■ SHORT TASK: Pick out each line in these entries that contains the string "words".

■ SOURCE DATA:
[START]
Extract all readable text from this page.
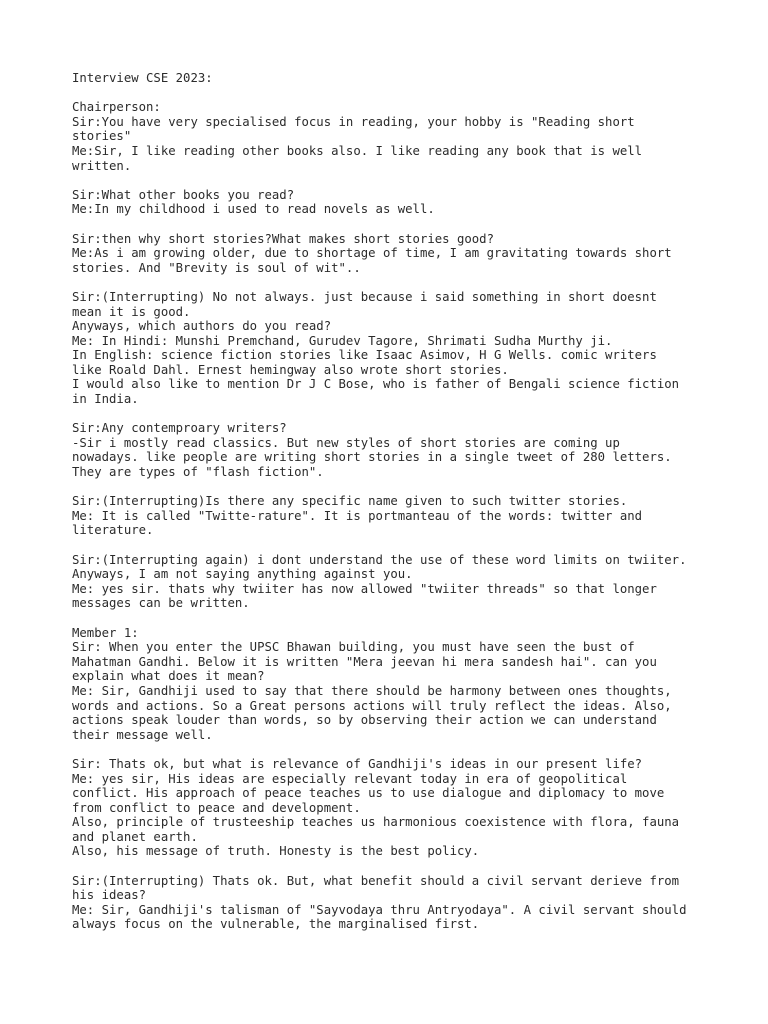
Interview CSE 2023:
Chairperson:
Sir:You have very specialised focus in reading, your hobby is "Reading short
stories"
Me:Sir, I like reading other books also. I like reading any book that is well
written.
Sir:What other books you read?
Me:In my childhood i used to read novels as well.
Sir:then why short stories?What makes short stories good?
Me:As i am growing older, due to shortage of time, I am gravitating towards short
stories. And "Brevity is soul of wit"..
Sir:(Interrupting) No not always. just because i said something in short doesnt
mean it is good.
Anyways, which authors do you read?
Me: In Hindi: Munshi Premchand, Gurudev Tagore, Shrimati Sudha Murthy ji.
In English: science fiction stories like Isaac Asimov, H G Wells. comic writers
like Roald Dahl. Ernest hemingway also wrote short stories.
I would also like to mention Dr J C Bose, who is father of Bengali science fiction
in India.
Sir:Any contemproary writers?
-Sir i mostly read classics. But new styles of short stories are coming up
nowadays. like people are writing short stories in a single tweet of 280 letters.
They are types of "flash fiction".
Sir:(Interrupting)Is there any specific name given to such twitter stories.
Me: It is called "Twitte-rature". It is portmanteau of the words: twitter and
literature.
Sir:(Interrupting again) i dont understand the use of these word limits on twiiter.
Anyways, I am not saying anything against you.
Me: yes sir. thats why twiiter has now allowed "twiiter threads" so that longer
messages can be written.
Member 1:
Sir: When you enter the UPSC Bhawan building, you must have seen the bust of
Mahatman Gandhi. Below it is written "Mera jeevan hi mera sandesh hai". can you
explain what does it mean?
Me: Sir, Gandhiji used to say that there should be harmony between ones thoughts,
words and actions. So a Great persons actions will truly reflect the ideas. Also,
actions speak louder than words, so by observing their action we can understand
their message well.
Sir: Thats ok, but what is relevance of Gandhiji's ideas in our present life?
Me: yes sir, His ideas are especially relevant today in era of geopolitical
conflict. His approach of peace teaches us to use dialogue and diplomacy to move
from conflict to peace and development.
Also, principle of trusteeship teaches us harmonious coexistence with flora, fauna
and planet earth.
Also, his message of truth. Honesty is the best policy.
Sir:(Interrupting) Thats ok. But, what benefit should a civil servant derieve from
his ideas?
Me: Sir, Gandhiji's talisman of "Sayvodaya thru Antryodaya". A civil servant should
always focus on the vulnerable, the marginalised first.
[END]
■ FINAL RESULT:
Me: It is called "Twitte-rature". It is portmanteau of the words: twitter and
words and actions. So a Great persons actions will truly reflect the ideas. Also,
actions speak louder than words, so by observing their action we can understand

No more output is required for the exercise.